Max Stirner opposait déjà de la même façon sacrifice et intérêt personnel. Le sacrifice est imposé par les idéologies altruistes :

Les sacrifices humains n'ont perdu à la longue que leurs formes barbares, ils n'ont pas disparu ; à chaque instant, des criminels sont offerts en holocauste à la Justice, et nous, « pauvres pécheurs », nous nous immolons nous-mêmes sur l'autel de l’ « essence humaine », de l’ « Homme », de l' « Humanité », des idoles ou des dieux, quel que soit le nom qu'on leur donne. (L'Unique et sa propriété)

Citations

  • Pour qu’un groupe humain perçoive sa propre violence collective comme sacrée, il faut qu’il l’exerce unanimement contre une victime dont l’innocence n’apparaît plus, du fait même de cette unanimité. (René Girard, La Route antique des hommes pervers)
  • La fraternité, en définitive, consiste à faire un sacrifice pour autrui, à travailler pour autrui. Quand elle est libre, spontanée, volontaire, je la conçois, et j'y applaudis. J'admire d'autant plus le sacrifice qu'il est plus entier. Mais quand on pose au sein d'une société ce principe, que la Fraternité sera imposée par la loi, c'est-à-dire, en bon français, que la répartition des fruits du travail sera faite législativement, sans égard pour les droits du travail lui-même ; qui peut dire dans quelle mesure ce principe agira, de quelle forme un caprice du législateur peut le revêtir, dans quelles institutions un décret peut du soir au lendemain l'incarner ? Or, je demande si, à ces conditions, une société peut exister ? (Frédéric Bastiat, Sophismes économiques, Justice et fraternité)
  • L'homme cherche à justifier son cannibalisme symbolique, sa tendance à faire de l'autre la victime offerte à sa propre image. En politique, on justifie ce sacrifice de l'individu par le sacro-saint « bien public ». (Thomas Szasz)
  • Pourquoi dans notre culture faut-il toujours se sacrifier pour les autres et pourquoi considère-t-on que c’est bien ? Pourquoi sommes-nous toujours plus exigeants envers nous-mêmes, plus critiques, plus sévères, qu’envers les autres ? C’est toujours pour la seule et même raison que nous n’avons pas encore appris à nous aimer nous-mêmes. (Ajahn Brahm, Sagesse du moine)
  • La sentence : "tu dois renoncer à toi-même et te sacrifier", pour ne pas aller à l'encontre de sa propre morale, devrait n'être décrétée que par une nature qui de ce fait renoncerait elle-même à son propre avantage et qui peut-être provoquerait par le sacrifice exigé des individus son propre anéantissement. Mais sitôt que le prochain (ou la Société) recommande l’altruisme dans un but utilitaire, ce sera justement la sentence opposée : "Tu dois chercher ton avantage, même aux dépens de tous les autres" qui se trouvera mise en pratique, et l'on prêchera tout d'une haleine un : "Tu dois" et un : "Tu ne dois point!". (Nietzsche, Le gai savoir)
  • On ne peut pas à la fois parler de l'intérêt général et avoir peur de sacrifier quelqu'un. (Ayn Rand, James Taggart, La Grève)

Consignes
1: Réécrivez le passage de la page sur le sacrifice qui commence par « Les sacrifices humains » et se termine par « des hommes pervers) », en remplaçant « holocauste » par « offrande ».
2: Répondez aux questions suivantes d'après la page sur le sacrifice.
(a) De quel ouvrage de Max Stirner provient l'extrait cité ?
(b) Selon la citation de Thomas Szasz, au nom de quoi justifie-t-on en politique le sacrifice de l'individu ?
(c) De quel livre la citation de Nietzsche est-elle tirée ?

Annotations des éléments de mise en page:

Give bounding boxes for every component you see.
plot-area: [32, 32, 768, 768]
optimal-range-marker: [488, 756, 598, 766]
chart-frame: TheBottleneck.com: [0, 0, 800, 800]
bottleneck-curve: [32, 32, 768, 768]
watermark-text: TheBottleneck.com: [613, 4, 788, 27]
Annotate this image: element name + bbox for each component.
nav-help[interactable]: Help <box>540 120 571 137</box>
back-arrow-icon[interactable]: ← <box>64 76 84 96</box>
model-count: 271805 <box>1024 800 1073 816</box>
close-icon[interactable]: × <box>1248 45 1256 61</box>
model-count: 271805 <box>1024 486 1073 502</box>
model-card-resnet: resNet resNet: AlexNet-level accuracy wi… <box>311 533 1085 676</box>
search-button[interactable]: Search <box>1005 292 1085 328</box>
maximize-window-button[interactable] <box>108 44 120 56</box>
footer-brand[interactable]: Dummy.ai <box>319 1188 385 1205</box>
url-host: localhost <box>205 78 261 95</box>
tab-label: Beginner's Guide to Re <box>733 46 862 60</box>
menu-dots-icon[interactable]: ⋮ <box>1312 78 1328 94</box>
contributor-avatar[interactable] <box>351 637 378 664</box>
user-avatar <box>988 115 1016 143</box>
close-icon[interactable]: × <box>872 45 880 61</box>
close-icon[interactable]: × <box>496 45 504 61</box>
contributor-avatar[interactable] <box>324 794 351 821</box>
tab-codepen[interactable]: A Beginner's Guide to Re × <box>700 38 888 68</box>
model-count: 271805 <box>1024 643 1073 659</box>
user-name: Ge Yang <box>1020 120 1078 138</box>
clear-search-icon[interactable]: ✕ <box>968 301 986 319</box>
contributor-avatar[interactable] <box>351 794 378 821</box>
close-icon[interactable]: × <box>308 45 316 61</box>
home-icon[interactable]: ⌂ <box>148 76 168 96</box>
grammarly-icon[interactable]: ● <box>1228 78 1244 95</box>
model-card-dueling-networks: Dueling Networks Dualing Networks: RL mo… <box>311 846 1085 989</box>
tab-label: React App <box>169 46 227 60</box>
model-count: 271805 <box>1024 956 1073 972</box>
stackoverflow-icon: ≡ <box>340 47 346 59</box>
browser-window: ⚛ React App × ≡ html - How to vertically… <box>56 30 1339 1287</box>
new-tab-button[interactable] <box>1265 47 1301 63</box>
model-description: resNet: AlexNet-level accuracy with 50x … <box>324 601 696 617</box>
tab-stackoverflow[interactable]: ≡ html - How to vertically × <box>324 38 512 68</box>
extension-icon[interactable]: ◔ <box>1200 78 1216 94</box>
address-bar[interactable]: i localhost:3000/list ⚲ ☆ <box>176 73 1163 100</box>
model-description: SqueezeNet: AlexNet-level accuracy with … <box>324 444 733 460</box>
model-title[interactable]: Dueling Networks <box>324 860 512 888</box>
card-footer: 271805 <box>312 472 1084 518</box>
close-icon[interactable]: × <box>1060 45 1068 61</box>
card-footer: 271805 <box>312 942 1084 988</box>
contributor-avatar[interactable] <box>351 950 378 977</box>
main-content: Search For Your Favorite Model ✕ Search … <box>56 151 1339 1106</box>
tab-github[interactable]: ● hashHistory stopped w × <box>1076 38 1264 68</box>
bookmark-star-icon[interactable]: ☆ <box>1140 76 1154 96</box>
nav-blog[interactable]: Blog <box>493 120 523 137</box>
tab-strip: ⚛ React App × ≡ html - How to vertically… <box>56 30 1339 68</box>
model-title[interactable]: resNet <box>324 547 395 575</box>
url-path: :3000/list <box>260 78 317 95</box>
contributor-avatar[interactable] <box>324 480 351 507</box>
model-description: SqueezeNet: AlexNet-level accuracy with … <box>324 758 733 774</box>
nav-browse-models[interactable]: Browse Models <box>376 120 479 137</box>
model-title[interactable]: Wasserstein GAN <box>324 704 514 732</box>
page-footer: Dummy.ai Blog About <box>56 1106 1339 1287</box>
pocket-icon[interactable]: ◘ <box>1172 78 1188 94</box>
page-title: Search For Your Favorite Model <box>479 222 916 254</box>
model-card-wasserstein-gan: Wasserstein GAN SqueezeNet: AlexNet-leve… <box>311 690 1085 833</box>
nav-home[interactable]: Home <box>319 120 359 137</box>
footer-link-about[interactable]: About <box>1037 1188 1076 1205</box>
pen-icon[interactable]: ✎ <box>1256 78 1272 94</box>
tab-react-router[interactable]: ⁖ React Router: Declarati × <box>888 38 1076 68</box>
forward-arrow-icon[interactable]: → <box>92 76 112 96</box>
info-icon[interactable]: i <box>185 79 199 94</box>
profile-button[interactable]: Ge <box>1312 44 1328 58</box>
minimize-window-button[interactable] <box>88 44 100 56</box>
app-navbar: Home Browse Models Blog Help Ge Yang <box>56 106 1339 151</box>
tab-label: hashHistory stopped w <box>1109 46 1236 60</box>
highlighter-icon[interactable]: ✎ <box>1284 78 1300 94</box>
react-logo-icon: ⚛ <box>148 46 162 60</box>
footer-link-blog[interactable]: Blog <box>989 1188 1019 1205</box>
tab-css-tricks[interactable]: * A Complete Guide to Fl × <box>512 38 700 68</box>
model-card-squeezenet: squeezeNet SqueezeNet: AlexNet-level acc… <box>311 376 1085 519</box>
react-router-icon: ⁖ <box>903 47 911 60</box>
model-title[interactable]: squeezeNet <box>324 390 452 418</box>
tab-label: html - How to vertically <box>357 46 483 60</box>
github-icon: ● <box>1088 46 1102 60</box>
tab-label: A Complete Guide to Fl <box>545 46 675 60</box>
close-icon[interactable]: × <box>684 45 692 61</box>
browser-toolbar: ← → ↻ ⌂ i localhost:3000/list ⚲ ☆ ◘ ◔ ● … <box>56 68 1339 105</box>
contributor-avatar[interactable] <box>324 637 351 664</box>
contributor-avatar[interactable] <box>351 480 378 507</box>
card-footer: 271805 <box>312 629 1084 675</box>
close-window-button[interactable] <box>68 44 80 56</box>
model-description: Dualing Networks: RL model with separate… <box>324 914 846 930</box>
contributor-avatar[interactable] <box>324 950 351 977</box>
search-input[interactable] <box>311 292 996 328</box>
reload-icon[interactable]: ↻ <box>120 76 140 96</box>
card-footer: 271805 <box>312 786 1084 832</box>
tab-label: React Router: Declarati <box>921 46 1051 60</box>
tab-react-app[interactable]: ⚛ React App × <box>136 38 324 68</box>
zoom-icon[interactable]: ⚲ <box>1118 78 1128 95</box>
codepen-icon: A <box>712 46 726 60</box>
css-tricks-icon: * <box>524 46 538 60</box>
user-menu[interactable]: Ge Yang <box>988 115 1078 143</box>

Solutions ci-dessous
1:
Les sacrifices humains n'ont perdu à la longue que leurs formes barbares, ils n'ont pas disparu ; à chaque instant, des criminels sont offerts en offrande à la Justice, et nous, « pauvres pécheurs », nous nous immolons nous-mêmes sur l'autel de l’ « essence humaine », de l’ « Homme », de l' « Humanité », des idoles ou des dieux, quel que soit le nom qu'on leur donne. (L'Unique et sa propriété)

Citations

  • Pour qu’un groupe humain perçoive sa propre violence collective comme sacrée, il faut qu’il l’exerce unanimement contre une victime dont l’innocence n’apparaît plus, du fait même de cette unanimité. (René Girard, La Route antique des hommes pervers)

2:
(a) L'Unique et sa propriété.
(b) Au nom du sacro-saint « bien public ».
(c) Le gai savoir.